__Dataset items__
** begin **
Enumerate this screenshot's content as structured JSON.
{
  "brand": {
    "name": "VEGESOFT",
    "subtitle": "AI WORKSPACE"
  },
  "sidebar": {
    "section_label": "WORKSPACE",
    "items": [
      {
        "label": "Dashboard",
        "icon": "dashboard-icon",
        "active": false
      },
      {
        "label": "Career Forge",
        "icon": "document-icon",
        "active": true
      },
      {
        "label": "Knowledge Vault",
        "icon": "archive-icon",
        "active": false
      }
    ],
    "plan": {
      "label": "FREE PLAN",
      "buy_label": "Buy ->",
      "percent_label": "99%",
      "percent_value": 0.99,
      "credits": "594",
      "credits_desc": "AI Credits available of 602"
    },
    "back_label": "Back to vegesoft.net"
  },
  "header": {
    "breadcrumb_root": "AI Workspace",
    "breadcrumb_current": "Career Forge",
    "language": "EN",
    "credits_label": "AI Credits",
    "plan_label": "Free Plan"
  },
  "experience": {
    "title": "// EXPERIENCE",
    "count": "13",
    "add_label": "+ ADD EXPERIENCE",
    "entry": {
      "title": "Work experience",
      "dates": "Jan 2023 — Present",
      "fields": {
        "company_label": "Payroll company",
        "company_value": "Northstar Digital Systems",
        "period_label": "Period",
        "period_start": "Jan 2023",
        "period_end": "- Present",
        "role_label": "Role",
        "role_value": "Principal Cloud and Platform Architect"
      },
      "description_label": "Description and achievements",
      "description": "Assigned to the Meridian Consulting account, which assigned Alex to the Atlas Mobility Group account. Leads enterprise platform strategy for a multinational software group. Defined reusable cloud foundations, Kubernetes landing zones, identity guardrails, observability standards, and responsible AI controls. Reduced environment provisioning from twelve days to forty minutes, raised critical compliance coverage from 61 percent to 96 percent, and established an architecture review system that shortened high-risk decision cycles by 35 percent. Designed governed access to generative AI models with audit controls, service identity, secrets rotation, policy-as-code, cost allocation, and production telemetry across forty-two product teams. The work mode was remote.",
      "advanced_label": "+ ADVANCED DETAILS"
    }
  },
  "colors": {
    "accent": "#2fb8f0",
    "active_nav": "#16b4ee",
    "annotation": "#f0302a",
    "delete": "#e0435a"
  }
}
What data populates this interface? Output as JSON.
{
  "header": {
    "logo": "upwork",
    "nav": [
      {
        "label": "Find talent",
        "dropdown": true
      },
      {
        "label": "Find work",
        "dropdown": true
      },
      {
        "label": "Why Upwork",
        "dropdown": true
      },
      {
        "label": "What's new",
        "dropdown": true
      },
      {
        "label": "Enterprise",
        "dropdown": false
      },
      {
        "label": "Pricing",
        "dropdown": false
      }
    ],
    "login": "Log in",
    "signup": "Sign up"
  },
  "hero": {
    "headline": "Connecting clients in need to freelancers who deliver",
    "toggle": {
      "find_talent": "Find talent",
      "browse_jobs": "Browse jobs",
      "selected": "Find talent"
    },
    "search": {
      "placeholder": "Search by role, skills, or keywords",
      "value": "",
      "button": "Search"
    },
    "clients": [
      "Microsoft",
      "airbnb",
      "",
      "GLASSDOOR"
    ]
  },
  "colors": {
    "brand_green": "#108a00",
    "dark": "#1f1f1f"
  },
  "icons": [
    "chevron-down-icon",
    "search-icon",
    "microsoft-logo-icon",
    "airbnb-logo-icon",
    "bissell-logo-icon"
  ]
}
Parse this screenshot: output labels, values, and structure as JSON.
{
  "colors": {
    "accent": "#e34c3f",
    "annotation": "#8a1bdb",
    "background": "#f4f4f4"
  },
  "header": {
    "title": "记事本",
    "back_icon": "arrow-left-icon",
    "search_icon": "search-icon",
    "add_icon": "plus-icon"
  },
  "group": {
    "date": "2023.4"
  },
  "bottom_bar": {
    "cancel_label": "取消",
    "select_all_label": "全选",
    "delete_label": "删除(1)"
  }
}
** end **
__Set problem__
All of the records must be repeated exactly.

__Task result__
Enumerate this screenshot's content as structured JSON.
{
  "brand": {
    "name": "VEGESOFT",
    "subtitle": "AI WORKSPACE"
  },
  "sidebar": {
    "section_label": "WORKSPACE",
    "items": [
      {
        "label": "Dashboard",
        "icon": "dashboard-icon",
        "active": false
      },
      {
        "label": "Career Forge",
        "icon": "document-icon",
        "active": true
      },
      {
        "label": "Knowledge Vault",
        "icon": "archive-icon",
        "active": false
      }
    ],
    "plan": {
      "label": "FREE PLAN",
      "buy_label": "Buy ->",
      "percent_label": "99%",
      "percent_value": 0.99,
      "credits": "594",
      "credits_desc": "AI Credits available of 602"
    },
    "back_label": "Back to vegesoft.net"
  },
  "header": {
    "breadcrumb_root": "AI Workspace",
    "breadcrumb_current": "Career Forge",
    "language": "EN",
    "credits_label": "AI Credits",
    "plan_label": "Free Plan"
  },
  "experience": {
    "title": "// EXPERIENCE",
    "count": "13",
    "add_label": "+ ADD EXPERIENCE",
    "entry": {
      "title": "Work experience",
      "dates": "Jan 2023 — Present",
      "fields": {
        "company_label": "Payroll company",
        "company_value": "Northstar Digital Systems",
        "period_label": "Period",
        "period_start": "Jan 2023",
        "period_end": "- Present",
        "role_label": "Role",
        "role_value": "Principal Cloud and Platform Architect"
      },
      "description_label": "Description and achievements",
      "description": "Assigned to the Meridian Consulting account, which assigned Alex to the Atlas Mobility Group account. Leads enterprise platform strategy for a multinational software group. Defined reusable cloud foundations, Kubernetes landing zones, identity guardrails, observability standards, and responsible AI controls. Reduced environment provisioning from twelve days to forty minutes, raised critical compliance coverage from 61 percent to 96 percent, and established an architecture review system that shortened high-risk decision cycles by 35 percent. Designed governed access to generative AI models with audit controls, service identity, secrets rotation, policy-as-code, cost allocation, and production telemetry across forty-two product teams. The work mode was remote.",
      "advanced_label": "+ ADVANCED DETAILS"
    }
  },
  "colors": {
    "accent": "#2fb8f0",
    "active_nav": "#16b4ee",
    "annotation": "#f0302a",
    "delete": "#e0435a"
  }
}
What data populates this interface? Output as JSON.
{
  "header": {
    "logo": "upwork",
    "nav": [
      {
        "label": "Find talent",
        "dropdown": true
      },
      {
        "label": "Find work",
        "dropdown": true
      },
      {
        "label": "Why Upwork",
        "dropdown": true
      },
      {
        "label": "What's new",
        "dropdown": true
      },
      {
        "label": "Enterprise",
        "dropdown": false
      },
      {
        "label": "Pricing",
        "dropdown": false
      }
    ],
    "login": "Log in",
    "signup": "Sign up"
  },
  "hero": {
    "headline": "Connecting clients in need to freelancers who deliver",
    "toggle": {
      "find_talent": "Find talent",
      "browse_jobs": "Browse jobs",
      "selected": "Find talent"
    },
    "search": {
      "placeholder": "Search by role, skills, or keywords",
      "value": "",
      "button": "Search"
    },
    "clients": [
      "Microsoft",
      "airbnb",
      "",
      "GLASSDOOR"
    ]
  },
  "colors": {
    "brand_green": "#108a00",
    "dark": "#1f1f1f"
  },
  "icons": [
    "chevron-down-icon",
    "search-icon",
    "microsoft-logo-icon",
    "airbnb-logo-icon",
    "bissell-logo-icon"
  ]
}
Parse this screenshot: output labels, values, and structure as JSON.
{
  "colors": {
    "accent": "#e34c3f",
    "annotation": "#8a1bdb",
    "background": "#f4f4f4"
  },
  "header": {
    "title": "记事本",
    "back_icon": "arrow-left-icon",
    "search_icon": "search-icon",
    "add_icon": "plus-icon"
  },
  "group": {
    "date": "2023.4"
  },
  "bottom_bar": {
    "cancel_label": "取消",
    "select_all_label": "全选",
    "delete_label": "删除(1)"
  }
}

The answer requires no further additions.